▶ Written exercise: From the entries that follow, extract each line holding the string "kanilang".

★ ★ ★ ★ ★

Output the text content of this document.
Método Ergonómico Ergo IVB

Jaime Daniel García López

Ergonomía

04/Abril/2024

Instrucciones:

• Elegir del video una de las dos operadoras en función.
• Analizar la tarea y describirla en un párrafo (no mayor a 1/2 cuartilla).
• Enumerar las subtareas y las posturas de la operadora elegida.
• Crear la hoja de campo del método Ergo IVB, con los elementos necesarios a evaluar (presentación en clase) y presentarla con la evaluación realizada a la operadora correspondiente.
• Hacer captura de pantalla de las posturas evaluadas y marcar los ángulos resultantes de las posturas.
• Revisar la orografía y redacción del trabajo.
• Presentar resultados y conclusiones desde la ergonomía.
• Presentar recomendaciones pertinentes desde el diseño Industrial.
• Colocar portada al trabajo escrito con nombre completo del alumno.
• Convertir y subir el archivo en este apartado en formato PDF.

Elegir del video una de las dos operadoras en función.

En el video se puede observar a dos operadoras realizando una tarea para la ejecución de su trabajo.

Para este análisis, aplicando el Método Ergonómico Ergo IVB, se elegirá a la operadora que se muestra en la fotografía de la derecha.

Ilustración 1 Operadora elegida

★ ★ ★ ★ ★

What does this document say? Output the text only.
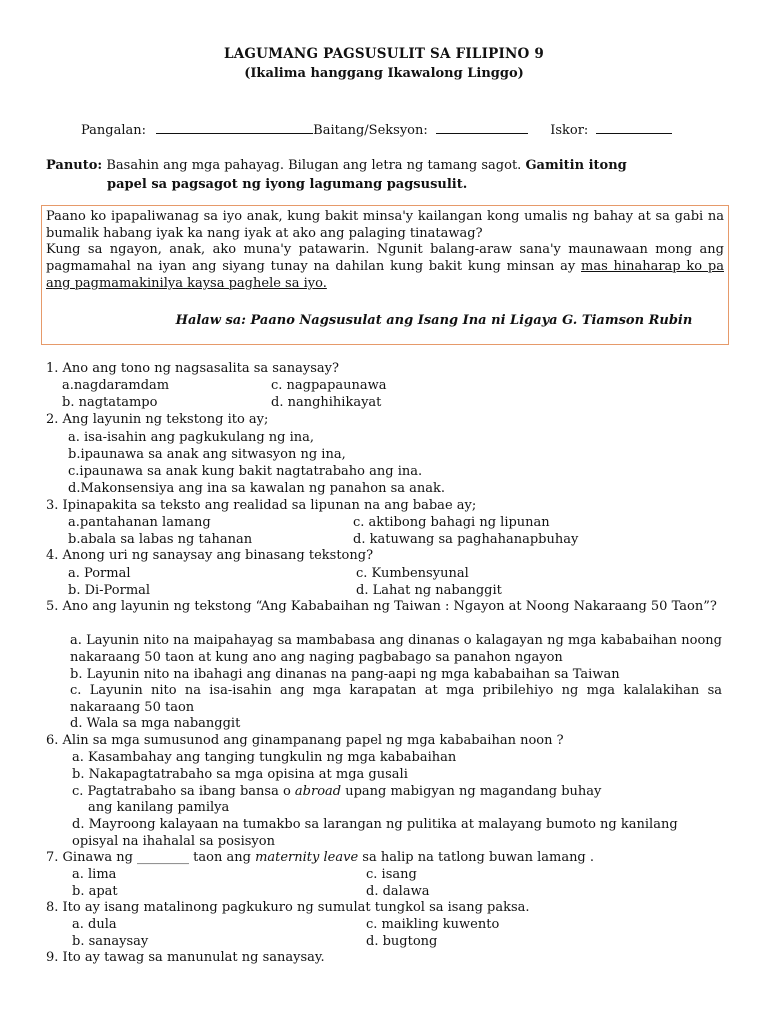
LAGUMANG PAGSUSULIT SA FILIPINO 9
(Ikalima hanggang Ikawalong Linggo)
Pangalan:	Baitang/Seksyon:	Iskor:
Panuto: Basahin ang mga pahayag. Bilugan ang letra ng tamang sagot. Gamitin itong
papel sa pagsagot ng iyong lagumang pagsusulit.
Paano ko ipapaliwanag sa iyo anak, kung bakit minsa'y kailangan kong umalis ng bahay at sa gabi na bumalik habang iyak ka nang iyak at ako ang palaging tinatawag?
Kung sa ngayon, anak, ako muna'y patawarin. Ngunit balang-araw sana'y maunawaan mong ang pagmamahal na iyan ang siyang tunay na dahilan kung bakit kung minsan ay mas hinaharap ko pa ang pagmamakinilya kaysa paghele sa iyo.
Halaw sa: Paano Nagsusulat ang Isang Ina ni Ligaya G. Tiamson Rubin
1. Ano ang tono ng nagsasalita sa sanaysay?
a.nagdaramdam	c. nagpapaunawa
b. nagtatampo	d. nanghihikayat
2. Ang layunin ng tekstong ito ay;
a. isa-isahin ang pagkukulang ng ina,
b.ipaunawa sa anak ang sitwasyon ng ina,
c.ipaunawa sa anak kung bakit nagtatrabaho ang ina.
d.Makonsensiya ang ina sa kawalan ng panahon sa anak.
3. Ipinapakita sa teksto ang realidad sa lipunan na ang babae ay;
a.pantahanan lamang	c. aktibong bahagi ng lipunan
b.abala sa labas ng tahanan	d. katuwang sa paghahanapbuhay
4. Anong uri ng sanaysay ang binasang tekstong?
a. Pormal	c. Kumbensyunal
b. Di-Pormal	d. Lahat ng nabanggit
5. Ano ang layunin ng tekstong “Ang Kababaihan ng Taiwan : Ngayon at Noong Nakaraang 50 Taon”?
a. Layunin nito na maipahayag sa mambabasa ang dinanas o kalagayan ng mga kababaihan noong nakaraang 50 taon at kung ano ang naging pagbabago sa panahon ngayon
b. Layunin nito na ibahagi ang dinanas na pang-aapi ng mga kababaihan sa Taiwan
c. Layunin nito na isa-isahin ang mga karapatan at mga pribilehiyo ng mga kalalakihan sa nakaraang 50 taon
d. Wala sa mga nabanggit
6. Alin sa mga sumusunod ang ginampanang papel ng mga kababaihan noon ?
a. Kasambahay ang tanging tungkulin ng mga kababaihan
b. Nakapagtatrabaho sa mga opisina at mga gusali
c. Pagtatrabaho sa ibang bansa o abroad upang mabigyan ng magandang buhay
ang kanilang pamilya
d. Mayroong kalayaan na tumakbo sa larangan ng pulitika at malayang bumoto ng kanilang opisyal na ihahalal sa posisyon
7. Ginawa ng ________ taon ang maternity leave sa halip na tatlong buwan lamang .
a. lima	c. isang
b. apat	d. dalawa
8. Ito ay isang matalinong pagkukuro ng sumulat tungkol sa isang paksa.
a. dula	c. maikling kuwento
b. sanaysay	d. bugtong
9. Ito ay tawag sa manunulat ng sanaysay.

★ ★ ★ ★ ★

▶ Correct output:
ang kanilang pamilya
d. Mayroong kalayaan na tumakbo sa larangan ng pulitika at malayang bumoto ng kanilang opisyal na ihahalal sa posisyon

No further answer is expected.